_TO BE DONE_
Give every line from the entries that contains "title".

Figure data in JSON
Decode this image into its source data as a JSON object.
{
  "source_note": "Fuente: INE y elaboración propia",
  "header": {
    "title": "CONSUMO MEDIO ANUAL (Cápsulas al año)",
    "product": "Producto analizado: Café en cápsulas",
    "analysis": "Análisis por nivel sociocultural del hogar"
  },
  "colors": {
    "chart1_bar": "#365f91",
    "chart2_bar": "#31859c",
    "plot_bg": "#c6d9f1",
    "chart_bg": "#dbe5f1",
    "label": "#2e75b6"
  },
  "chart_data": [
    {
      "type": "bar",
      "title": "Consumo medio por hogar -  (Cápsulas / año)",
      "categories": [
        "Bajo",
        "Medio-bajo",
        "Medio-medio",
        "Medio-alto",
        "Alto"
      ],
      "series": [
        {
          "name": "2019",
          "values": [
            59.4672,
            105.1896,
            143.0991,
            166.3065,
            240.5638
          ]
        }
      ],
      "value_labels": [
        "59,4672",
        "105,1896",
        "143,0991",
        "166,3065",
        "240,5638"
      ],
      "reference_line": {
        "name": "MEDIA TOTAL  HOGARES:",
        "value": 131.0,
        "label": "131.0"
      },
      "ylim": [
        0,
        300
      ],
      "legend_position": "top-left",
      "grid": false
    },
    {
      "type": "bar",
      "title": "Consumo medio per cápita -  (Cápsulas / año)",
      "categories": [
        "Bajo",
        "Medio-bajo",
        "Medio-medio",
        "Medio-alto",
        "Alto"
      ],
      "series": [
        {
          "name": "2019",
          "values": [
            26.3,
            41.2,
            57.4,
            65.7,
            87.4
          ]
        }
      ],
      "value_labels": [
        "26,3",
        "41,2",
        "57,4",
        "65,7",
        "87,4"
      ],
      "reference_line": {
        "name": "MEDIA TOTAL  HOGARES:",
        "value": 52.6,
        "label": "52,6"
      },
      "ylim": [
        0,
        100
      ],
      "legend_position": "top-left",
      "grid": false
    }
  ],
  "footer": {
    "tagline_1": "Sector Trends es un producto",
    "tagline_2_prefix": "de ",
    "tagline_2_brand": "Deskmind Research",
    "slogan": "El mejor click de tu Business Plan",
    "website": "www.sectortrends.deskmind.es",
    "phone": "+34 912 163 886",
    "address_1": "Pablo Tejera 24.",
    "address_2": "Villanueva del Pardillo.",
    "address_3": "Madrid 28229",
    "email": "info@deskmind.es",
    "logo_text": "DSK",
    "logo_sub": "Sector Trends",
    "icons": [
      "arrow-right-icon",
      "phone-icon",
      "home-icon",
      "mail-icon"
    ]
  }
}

_TASK ANSWER_
    "title": "CONSUMO MEDIO ANUAL (Cápsulas al año)",
      "title": "Consumo medio por hogar -  (Cápsulas / año)",
      "title": "Consumo medio per cápita -  (Cápsulas / año)",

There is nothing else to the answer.